Items listed in a dataset:

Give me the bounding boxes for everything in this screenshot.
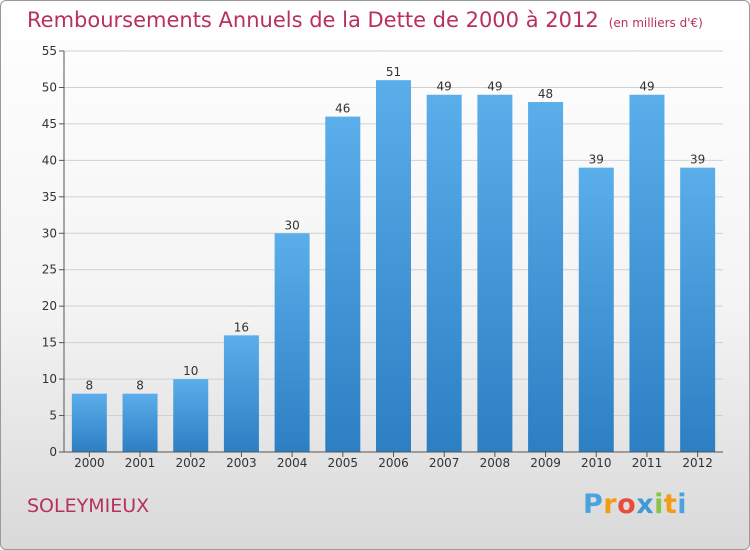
y-tick-label: 10 xyxy=(42,372,57,386)
logo-letter: P xyxy=(583,489,604,520)
chart-title: Remboursements Annuels de la Dette de 20… xyxy=(27,8,703,32)
logo-letter: o xyxy=(617,489,637,520)
y-tick-label: 0 xyxy=(49,445,57,459)
bar xyxy=(680,167,716,452)
bar xyxy=(274,233,310,452)
y-tick-label: 30 xyxy=(42,226,57,240)
bar xyxy=(477,94,513,452)
logo-letter: x xyxy=(636,489,655,520)
x-tick-label: 2010 xyxy=(581,456,612,470)
x-tick-label: 2006 xyxy=(378,456,409,470)
bars: 8 8 10 16 30 46 51 49 49 48 39 49 39 xyxy=(71,65,716,453)
x-tick-label: 2005 xyxy=(328,456,359,470)
data-label: 10 xyxy=(183,364,198,378)
x-tick-label: 2003 xyxy=(226,456,257,470)
logo-letter: i xyxy=(677,489,688,520)
y-tick-label: 35 xyxy=(42,190,57,204)
bar xyxy=(173,379,209,452)
y-tick-label: 40 xyxy=(42,153,57,167)
data-label: 49 xyxy=(437,80,452,94)
data-label: 49 xyxy=(487,80,502,94)
chart-title-text: Remboursements Annuels de la Dette de 20… xyxy=(27,8,599,32)
data-label: 39 xyxy=(589,153,604,167)
y-tick-label: 55 xyxy=(42,44,57,58)
x-tick-label: 2009 xyxy=(530,456,561,470)
bar xyxy=(578,167,614,452)
data-label: 48 xyxy=(538,87,553,101)
x-tick-label: 2004 xyxy=(277,456,308,470)
y-tick-label: 50 xyxy=(42,80,57,94)
logo-letter: i xyxy=(654,489,664,520)
y-tick-label: 25 xyxy=(42,263,57,277)
logo-letter: t xyxy=(663,489,678,520)
y-axis: 0 5 10 15 20 25 30 35 40 45 50 55 xyxy=(42,44,65,459)
data-label: 46 xyxy=(335,102,350,116)
data-label: 49 xyxy=(639,80,654,94)
data-label: 8 xyxy=(86,379,94,393)
bar xyxy=(528,102,564,452)
chart-unit: (en milliers d'€) xyxy=(608,16,703,30)
x-tick-label: 2000 xyxy=(74,456,105,470)
x-tick-label: 2012 xyxy=(682,456,713,470)
bar xyxy=(325,116,361,453)
entity-name: SOLEYMIEUX xyxy=(27,495,150,517)
y-tick-label: 20 xyxy=(42,299,57,313)
bar xyxy=(376,80,411,452)
x-tick-label: 2008 xyxy=(480,456,511,470)
x-tick-label: 2007 xyxy=(429,456,460,470)
data-label: 8 xyxy=(136,379,144,393)
bar xyxy=(122,393,158,452)
data-label: 16 xyxy=(234,320,249,334)
bar xyxy=(629,94,665,452)
y-tick-label: 15 xyxy=(42,336,57,350)
x-axis: 2000 2001 2002 2003 2004 2005 2006 2007 2008 2009… xyxy=(64,451,723,470)
data-label: 51 xyxy=(386,65,401,79)
logo-letter: r xyxy=(603,489,618,520)
bar xyxy=(426,94,462,452)
x-tick-label: 2001 xyxy=(125,456,156,470)
y-tick-label: 45 xyxy=(42,117,57,131)
data-label: 30 xyxy=(284,218,299,232)
x-tick-label: 2011 xyxy=(632,456,663,470)
proxiti-logo: Proxiti xyxy=(583,489,687,520)
x-tick-label: 2002 xyxy=(175,456,206,470)
bar xyxy=(223,335,259,452)
data-label: 39 xyxy=(690,153,705,167)
bar xyxy=(71,393,107,452)
y-tick-label: 5 xyxy=(49,409,57,423)
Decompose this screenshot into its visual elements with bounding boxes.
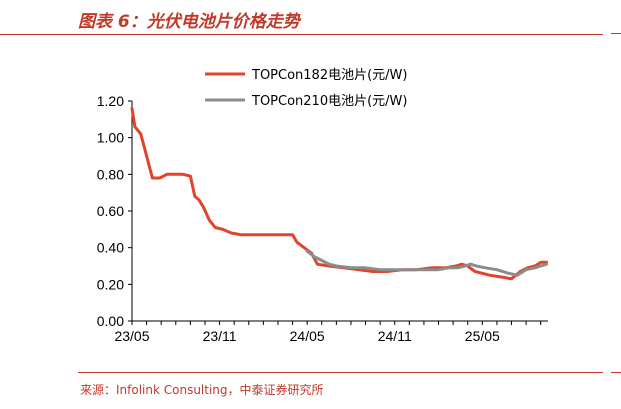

◆ GIVEN REQUEST
Report each row above that contains the word "Annuels", copying the full line.

◆ CORRECT ANSWER
chart-title: Remboursements Annuels de la Dette de 20… xyxy=(27,8,703,32)
chart-title-text: Remboursements Annuels de la Dette de 20… xyxy=(27,8,599,32)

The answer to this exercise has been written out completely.